Written request: In the listing below, find every line with the string "选出你所听到的单词" and pull it out.

Data shown:
****************

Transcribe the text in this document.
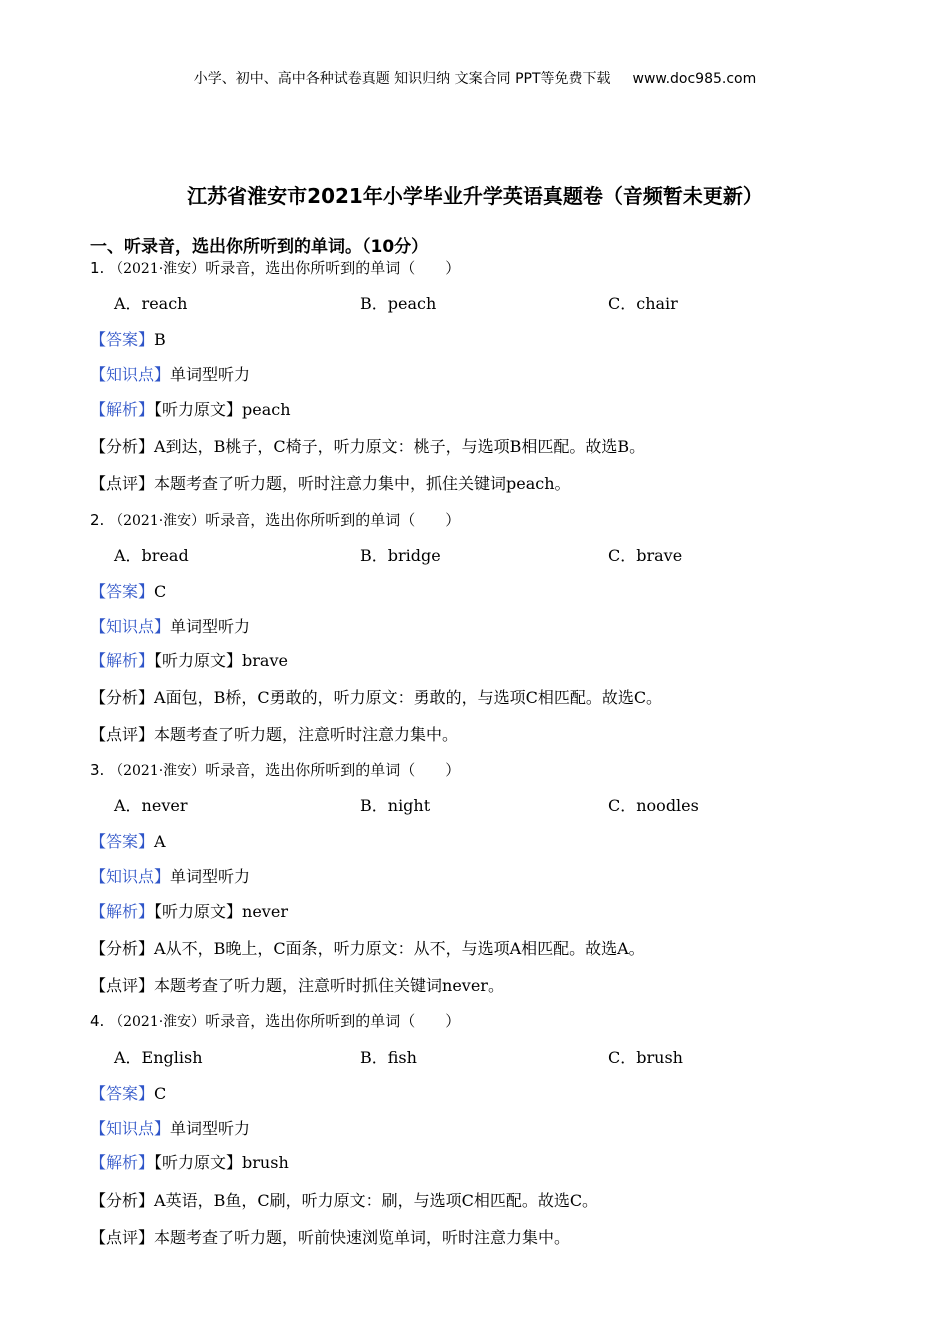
小学、初中、高中各种试卷真题 知识归纳 文案合同 PPT等免费下载 www.doc985.com
江苏省淮安市2021年小学毕业升学英语真题卷（音频暂未更新）
一、听录音，选出你所听到的单词。（10分）
1. （2021·淮安）听录音，选出你所听到的单词（　　）
A．reach	B．peach	C．chair
【答案】B
【知识点】单词型听力
【解析】【听力原文】peach
【分析】A到达，B桃子，C椅子，听力原文：桃子，与选项B相匹配。故选B。
【点评】本题考查了听力题，听时注意力集中，抓住关键词peach。
2. （2021·淮安）听录音，选出你所听到的单词（　　）
A．bread	B．bridge	C．brave
【答案】C
【知识点】单词型听力
【解析】【听力原文】brave
【分析】A面包，B桥，C勇敢的，听力原文：勇敢的，与选项C相匹配。故选C。
【点评】本题考查了听力题，注意听时注意力集中。
3. （2021·淮安）听录音，选出你所听到的单词（　　）
A．never	B．night	C．noodles
【答案】A
【知识点】单词型听力
【解析】【听力原文】never
【分析】A从不，B晚上，C面条，听力原文：从不，与选项A相匹配。故选A。
【点评】本题考查了听力题，注意听时抓住关键词never。
4. （2021·淮安）听录音，选出你所听到的单词（　　）
A．English	B．fish	C．brush
【答案】C
【知识点】单词型听力
【解析】【听力原文】brush
【分析】A英语，B鱼，C刷，听力原文：刷，与选项C相匹配。故选C。
【点评】本题考查了听力题，听前快速浏览单词，听时注意力集中。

****************

Response to the exercise:
一、听录音，选出你所听到的单词。（10分）
1. （2021·淮安）听录音，选出你所听到的单词（　　）
2. （2021·淮安）听录音，选出你所听到的单词（　　）
3. （2021·淮安）听录音，选出你所听到的单词（　　）
4. （2021·淮安）听录音，选出你所听到的单词（　　）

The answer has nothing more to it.